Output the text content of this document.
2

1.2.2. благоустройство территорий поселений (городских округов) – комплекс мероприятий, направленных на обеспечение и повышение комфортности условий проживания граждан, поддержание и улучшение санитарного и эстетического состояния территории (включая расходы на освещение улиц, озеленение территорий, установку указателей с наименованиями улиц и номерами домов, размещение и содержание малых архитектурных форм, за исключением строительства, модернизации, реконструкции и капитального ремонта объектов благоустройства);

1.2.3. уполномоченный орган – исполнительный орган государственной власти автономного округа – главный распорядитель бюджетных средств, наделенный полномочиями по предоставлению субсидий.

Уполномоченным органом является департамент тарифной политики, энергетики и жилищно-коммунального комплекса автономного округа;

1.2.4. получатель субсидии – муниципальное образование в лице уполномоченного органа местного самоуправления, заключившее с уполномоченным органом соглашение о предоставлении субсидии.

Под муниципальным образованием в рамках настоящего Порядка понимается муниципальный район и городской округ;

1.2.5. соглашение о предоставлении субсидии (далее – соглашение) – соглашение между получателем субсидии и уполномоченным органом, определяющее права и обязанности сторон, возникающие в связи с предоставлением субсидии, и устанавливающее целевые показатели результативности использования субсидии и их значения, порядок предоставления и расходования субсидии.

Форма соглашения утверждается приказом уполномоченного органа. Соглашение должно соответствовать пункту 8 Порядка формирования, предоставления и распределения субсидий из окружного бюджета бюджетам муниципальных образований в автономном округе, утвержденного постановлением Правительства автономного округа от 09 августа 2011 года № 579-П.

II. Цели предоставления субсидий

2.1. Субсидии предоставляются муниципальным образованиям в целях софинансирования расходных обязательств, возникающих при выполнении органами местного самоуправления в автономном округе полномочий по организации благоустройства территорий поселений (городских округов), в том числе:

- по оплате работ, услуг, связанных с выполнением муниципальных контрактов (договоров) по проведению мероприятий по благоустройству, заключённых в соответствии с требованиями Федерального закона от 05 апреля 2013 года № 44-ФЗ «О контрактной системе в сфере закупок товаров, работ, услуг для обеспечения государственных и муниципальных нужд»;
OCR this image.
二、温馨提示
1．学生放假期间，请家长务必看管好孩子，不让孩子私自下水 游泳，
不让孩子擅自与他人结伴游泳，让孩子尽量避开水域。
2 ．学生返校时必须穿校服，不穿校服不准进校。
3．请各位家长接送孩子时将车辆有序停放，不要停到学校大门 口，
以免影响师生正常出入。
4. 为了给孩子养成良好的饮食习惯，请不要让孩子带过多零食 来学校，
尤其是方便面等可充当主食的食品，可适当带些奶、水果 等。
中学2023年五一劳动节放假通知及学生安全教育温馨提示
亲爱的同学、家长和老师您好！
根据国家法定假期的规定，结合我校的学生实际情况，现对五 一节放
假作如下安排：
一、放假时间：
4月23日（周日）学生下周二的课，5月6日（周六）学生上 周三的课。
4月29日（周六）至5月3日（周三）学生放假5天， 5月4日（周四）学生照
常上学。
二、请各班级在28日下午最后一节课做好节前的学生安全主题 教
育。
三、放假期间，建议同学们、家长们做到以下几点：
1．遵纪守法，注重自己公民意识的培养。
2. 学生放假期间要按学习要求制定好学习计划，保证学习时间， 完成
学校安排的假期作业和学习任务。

----

Brief:
Return the whole listing exactly, with every line included.

Final answer:
Output the text content of this document.
2

1.2.2. благоустройство территорий поселений (городских округов) – комплекс мероприятий, направленных на обеспечение и повышение комфортности условий проживания граждан, поддержание и улучшение санитарного и эстетического состояния территории (включая расходы на освещение улиц, озеленение территорий, установку указателей с наименованиями улиц и номерами домов, размещение и содержание малых архитектурных форм, за исключением строительства, модернизации, реконструкции и капитального ремонта объектов благоустройства);

1.2.3. уполномоченный орган – исполнительный орган государственной власти автономного округа – главный распорядитель бюджетных средств, наделенный полномочиями по предоставлению субсидий.

Уполномоченным органом является департамент тарифной политики, энергетики и жилищно-коммунального комплекса автономного округа;

1.2.4. получатель субсидии – муниципальное образование в лице уполномоченного органа местного самоуправления, заключившее с уполномоченным органом соглашение о предоставлении субсидии.

Под муниципальным образованием в рамках настоящего Порядка понимается муниципальный район и городской округ;

1.2.5. соглашение о предоставлении субсидии (далее – соглашение) – соглашение между получателем субсидии и уполномоченным органом, определяющее права и обязанности сторон, возникающие в связи с предоставлением субсидии, и устанавливающее целевые показатели результативности использования субсидии и их значения, порядок предоставления и расходования субсидии.

Форма соглашения утверждается приказом уполномоченного органа. Соглашение должно соответствовать пункту 8 Порядка формирования, предоставления и распределения субсидий из окружного бюджета бюджетам муниципальных образований в автономном округе, утвержденного постановлением Правительства автономного округа от 09 августа 2011 года № 579-П.

II. Цели предоставления субсидий

2.1. Субсидии предоставляются муниципальным образованиям в целях софинансирования расходных обязательств, возникающих при выполнении органами местного самоуправления в автономном округе полномочий по организации благоустройства территорий поселений (городских округов), в том числе:

- по оплате работ, услуг, связанных с выполнением муниципальных контрактов (договоров) по проведению мероприятий по благоустройству, заключённых в соответствии с требованиями Федерального закона от 05 апреля 2013 года № 44-ФЗ «О контрактной системе в сфере закупок товаров, работ, услуг для обеспечения государственных и муниципальных нужд»;
OCR this image.
二、温馨提示
1．学生放假期间，请家长务必看管好孩子，不让孩子私自下水 游泳，
不让孩子擅自与他人结伴游泳，让孩子尽量避开水域。
2 ．学生返校时必须穿校服，不穿校服不准进校。
3．请各位家长接送孩子时将车辆有序停放，不要停到学校大门 口，
以免影响师生正常出入。
4. 为了给孩子养成良好的饮食习惯，请不要让孩子带过多零食 来学校，
尤其是方便面等可充当主食的食品，可适当带些奶、水果 等。
中学2023年五一劳动节放假通知及学生安全教育温馨提示
亲爱的同学、家长和老师您好！
根据国家法定假期的规定，结合我校的学生实际情况，现对五 一节放
假作如下安排：
一、放假时间：
4月23日（周日）学生下周二的课，5月6日（周六）学生上 周三的课。
4月29日（周六）至5月3日（周三）学生放假5天， 5月4日（周四）学生照
常上学。
二、请各班级在28日下午最后一节课做好节前的学生安全主题 教
育。
三、放假期间，建议同学们、家长们做到以下几点：
1．遵纪守法，注重自己公民意识的培养。
2. 学生放假期间要按学习要求制定好学习计划，保证学习时间， 完成
学校安排的假期作业和学习任务。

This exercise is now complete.